Find every line below that contains the word "inquiry" and copy it out.

__GIVEN RECORDS__.
################

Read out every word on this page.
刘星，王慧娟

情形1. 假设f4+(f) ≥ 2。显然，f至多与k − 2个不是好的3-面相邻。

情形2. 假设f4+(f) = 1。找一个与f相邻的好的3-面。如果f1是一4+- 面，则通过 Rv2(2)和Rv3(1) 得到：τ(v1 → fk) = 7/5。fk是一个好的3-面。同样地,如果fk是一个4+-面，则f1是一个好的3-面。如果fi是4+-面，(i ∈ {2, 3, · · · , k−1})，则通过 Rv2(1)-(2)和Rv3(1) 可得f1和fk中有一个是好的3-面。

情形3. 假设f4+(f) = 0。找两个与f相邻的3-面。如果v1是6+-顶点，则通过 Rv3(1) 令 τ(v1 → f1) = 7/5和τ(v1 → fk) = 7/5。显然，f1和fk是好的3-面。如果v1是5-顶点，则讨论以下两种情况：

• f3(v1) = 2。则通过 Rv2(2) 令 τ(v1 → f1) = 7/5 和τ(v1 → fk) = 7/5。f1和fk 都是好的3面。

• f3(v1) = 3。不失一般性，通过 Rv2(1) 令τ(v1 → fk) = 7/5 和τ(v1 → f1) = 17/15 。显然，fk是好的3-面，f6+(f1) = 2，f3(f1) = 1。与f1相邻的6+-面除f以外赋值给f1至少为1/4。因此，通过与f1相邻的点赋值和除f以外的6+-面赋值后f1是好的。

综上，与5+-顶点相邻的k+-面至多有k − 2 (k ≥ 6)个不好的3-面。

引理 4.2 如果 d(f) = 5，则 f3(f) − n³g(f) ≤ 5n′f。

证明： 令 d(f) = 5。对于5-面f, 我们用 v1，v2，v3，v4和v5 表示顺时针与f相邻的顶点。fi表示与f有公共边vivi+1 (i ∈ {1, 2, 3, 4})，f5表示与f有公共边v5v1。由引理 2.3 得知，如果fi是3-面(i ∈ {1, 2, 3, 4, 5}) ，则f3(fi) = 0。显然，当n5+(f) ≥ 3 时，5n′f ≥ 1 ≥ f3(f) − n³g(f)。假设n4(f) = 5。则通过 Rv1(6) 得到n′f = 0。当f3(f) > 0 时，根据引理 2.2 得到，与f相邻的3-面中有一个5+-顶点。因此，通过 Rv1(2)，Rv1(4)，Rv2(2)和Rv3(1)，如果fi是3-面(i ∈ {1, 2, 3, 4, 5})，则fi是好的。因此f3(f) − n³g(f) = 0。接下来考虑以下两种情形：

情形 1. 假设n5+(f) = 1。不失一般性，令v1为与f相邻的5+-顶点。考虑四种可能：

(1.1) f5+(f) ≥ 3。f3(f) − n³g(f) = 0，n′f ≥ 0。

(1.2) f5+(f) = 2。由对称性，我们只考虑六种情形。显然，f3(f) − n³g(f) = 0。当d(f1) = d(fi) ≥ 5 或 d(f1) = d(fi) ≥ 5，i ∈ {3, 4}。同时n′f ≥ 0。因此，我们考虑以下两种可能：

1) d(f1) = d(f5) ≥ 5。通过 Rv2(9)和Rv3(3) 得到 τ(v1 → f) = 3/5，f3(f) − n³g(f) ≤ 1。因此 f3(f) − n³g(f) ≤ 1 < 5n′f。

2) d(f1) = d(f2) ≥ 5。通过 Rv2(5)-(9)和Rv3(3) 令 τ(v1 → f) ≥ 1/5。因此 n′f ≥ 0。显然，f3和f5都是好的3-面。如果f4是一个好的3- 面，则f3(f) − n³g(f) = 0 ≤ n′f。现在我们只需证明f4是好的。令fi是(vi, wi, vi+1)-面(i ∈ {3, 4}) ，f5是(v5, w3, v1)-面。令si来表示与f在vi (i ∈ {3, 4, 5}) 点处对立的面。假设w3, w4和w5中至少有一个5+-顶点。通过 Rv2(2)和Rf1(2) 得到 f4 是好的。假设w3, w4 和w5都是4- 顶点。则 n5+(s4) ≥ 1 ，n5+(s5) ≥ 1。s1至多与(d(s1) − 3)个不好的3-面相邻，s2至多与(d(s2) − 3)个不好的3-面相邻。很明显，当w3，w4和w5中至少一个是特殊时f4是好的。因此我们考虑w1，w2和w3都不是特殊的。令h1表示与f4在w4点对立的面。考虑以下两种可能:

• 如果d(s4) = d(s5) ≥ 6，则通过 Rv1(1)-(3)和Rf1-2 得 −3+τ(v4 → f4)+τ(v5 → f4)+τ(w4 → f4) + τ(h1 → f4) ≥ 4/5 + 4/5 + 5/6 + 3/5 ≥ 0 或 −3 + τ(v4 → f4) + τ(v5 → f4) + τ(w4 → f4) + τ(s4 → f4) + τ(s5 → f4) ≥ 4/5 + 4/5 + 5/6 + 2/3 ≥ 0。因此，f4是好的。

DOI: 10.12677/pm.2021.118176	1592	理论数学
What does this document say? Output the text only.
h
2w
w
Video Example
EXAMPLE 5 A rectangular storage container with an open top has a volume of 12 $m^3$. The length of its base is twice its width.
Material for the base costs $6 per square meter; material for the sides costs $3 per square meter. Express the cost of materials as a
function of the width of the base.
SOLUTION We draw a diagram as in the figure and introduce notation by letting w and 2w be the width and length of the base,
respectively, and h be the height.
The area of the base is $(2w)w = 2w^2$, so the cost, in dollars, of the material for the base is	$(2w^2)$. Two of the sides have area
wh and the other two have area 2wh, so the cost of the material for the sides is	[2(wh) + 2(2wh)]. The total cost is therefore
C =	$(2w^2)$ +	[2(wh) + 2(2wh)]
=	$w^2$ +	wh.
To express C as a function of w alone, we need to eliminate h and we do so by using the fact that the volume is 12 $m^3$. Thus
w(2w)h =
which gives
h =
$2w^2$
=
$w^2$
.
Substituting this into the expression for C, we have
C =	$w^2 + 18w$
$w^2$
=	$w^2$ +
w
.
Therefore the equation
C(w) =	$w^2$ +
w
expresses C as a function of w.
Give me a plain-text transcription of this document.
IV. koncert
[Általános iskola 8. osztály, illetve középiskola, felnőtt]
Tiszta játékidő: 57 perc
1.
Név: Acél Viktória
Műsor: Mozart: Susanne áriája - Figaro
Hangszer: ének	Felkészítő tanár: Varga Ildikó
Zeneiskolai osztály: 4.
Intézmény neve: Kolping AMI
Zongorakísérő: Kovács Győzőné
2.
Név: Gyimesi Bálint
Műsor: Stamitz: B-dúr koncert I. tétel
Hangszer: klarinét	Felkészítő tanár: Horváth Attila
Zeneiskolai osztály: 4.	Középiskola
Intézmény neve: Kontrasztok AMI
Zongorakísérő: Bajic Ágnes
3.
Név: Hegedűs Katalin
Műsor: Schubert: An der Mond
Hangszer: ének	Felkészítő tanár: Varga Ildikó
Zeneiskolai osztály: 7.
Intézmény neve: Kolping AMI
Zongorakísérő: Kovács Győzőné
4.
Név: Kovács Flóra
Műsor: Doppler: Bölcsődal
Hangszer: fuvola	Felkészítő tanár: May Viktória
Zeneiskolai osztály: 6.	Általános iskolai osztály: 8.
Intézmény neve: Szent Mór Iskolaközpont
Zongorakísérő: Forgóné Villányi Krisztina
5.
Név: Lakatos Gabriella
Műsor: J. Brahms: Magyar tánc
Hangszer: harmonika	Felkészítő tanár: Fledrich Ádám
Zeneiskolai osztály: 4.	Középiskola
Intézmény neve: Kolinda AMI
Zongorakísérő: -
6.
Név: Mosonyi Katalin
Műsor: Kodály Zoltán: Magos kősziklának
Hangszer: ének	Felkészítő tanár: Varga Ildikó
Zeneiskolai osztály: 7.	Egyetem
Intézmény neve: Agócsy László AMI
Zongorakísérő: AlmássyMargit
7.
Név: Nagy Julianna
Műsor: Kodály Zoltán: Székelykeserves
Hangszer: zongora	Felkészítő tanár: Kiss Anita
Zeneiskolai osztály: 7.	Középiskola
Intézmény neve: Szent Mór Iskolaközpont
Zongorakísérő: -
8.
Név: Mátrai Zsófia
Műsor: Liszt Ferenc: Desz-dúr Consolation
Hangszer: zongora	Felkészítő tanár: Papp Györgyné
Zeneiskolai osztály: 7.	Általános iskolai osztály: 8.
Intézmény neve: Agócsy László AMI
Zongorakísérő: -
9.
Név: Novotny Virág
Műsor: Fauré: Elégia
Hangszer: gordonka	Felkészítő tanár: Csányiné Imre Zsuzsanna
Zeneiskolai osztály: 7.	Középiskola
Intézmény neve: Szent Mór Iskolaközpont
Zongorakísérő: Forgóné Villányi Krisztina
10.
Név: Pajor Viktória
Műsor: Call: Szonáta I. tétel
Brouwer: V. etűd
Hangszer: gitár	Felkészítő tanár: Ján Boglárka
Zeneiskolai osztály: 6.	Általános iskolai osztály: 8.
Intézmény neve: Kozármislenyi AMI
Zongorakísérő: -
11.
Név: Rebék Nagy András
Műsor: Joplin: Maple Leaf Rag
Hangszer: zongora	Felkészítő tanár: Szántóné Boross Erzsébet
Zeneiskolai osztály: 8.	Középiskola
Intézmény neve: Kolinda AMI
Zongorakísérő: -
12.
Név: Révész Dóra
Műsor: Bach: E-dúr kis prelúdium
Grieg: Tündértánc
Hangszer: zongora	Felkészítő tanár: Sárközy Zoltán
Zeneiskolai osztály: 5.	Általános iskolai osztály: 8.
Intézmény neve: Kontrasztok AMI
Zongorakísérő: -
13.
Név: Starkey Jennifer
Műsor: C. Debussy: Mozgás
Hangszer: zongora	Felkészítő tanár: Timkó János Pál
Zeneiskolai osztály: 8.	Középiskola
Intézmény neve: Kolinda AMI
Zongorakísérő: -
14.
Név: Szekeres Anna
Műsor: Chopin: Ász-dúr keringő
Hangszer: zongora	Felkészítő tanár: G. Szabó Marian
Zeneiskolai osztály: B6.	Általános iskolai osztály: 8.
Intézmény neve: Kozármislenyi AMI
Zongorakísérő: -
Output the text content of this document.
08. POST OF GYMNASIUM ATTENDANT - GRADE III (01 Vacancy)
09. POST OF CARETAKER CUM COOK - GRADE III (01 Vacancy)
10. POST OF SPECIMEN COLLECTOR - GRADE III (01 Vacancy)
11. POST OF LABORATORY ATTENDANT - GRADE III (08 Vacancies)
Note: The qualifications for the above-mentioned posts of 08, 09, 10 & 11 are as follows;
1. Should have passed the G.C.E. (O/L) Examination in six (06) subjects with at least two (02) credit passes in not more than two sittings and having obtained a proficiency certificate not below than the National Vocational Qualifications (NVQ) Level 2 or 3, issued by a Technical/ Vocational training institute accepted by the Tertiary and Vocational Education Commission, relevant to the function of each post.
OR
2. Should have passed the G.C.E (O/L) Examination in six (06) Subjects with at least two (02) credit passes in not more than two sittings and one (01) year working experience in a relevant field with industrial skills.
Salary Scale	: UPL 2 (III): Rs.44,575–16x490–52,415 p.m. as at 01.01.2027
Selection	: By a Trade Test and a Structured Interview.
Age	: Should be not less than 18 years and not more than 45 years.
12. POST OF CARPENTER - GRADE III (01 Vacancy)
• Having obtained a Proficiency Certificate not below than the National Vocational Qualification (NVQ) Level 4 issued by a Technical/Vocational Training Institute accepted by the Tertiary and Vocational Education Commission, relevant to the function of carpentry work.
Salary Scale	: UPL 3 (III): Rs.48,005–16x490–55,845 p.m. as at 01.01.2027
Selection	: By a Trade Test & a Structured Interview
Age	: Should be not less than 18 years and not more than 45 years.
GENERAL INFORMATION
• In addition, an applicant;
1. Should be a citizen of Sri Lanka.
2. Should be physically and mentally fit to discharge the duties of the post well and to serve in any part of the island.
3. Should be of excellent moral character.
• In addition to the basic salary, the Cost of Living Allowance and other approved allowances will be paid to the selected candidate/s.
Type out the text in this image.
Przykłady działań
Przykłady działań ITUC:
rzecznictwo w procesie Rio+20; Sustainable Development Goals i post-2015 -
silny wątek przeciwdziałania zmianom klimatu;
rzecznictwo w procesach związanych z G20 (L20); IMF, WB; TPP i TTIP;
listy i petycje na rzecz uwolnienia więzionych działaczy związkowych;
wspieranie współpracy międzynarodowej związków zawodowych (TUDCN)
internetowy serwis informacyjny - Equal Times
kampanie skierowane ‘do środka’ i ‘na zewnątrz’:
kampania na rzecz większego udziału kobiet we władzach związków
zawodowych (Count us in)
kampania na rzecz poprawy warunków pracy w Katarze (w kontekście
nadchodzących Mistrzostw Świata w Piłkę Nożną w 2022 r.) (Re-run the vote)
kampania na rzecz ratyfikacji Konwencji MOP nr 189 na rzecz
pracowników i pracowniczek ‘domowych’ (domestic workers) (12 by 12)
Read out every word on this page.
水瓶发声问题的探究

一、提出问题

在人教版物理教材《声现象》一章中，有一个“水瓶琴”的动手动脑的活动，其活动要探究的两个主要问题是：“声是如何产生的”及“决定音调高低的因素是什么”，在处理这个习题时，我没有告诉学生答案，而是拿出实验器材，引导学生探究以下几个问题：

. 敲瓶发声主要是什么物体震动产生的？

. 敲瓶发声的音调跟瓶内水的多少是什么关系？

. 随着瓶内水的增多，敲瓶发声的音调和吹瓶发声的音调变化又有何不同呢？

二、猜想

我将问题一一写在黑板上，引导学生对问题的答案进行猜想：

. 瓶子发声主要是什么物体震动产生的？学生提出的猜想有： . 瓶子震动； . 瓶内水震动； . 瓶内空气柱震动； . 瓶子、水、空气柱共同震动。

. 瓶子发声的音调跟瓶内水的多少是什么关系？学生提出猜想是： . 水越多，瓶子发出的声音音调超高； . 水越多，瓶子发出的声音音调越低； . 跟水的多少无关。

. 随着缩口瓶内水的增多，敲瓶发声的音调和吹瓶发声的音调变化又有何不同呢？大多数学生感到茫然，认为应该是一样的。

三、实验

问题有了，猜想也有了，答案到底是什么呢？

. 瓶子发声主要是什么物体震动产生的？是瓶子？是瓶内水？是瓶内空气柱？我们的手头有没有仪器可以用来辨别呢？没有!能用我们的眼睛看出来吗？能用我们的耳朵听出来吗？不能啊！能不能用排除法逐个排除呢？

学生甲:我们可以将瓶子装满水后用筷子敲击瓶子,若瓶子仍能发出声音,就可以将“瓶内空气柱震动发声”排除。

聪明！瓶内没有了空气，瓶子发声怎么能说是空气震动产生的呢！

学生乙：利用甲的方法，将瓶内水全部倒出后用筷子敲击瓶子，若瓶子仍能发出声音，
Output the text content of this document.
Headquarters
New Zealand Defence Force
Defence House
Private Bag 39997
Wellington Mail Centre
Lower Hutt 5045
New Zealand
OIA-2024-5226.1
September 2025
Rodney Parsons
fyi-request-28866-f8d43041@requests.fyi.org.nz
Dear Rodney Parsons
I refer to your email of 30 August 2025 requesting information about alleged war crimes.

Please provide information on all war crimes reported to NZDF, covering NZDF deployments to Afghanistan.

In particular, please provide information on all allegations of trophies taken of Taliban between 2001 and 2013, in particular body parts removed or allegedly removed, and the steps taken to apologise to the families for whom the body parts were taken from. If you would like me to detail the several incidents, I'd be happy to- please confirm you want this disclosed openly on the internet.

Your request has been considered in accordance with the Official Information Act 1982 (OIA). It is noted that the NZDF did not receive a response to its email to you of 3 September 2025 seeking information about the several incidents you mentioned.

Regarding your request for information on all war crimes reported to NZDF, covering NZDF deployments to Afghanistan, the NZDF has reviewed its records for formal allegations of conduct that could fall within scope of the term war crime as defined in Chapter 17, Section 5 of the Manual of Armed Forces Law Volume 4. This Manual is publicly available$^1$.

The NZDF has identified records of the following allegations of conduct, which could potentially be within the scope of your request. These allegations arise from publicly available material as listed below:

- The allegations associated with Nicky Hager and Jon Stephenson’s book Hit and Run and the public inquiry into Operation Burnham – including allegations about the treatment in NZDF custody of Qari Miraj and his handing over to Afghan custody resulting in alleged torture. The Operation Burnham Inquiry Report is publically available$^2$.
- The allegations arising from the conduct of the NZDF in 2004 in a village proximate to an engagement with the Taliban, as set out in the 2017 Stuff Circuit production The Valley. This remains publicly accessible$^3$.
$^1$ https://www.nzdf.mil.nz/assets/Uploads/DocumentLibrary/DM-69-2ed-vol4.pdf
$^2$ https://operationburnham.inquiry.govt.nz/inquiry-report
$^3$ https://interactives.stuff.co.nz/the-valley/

################

__SOLUTION FOR THIS PROBLEM__.
- The allegations associated with Nicky Hager and Jon Stephenson’s book Hit and Run and the public inquiry into Operation Burnham – including allegations about the treatment in NZDF custody of Qari Miraj and his handing over to Afghan custody resulting in alleged torture. The Operation Burnham Inquiry Report is publically available$^2$.
$^2$ https://operationburnham.inquiry.govt.nz/inquiry-report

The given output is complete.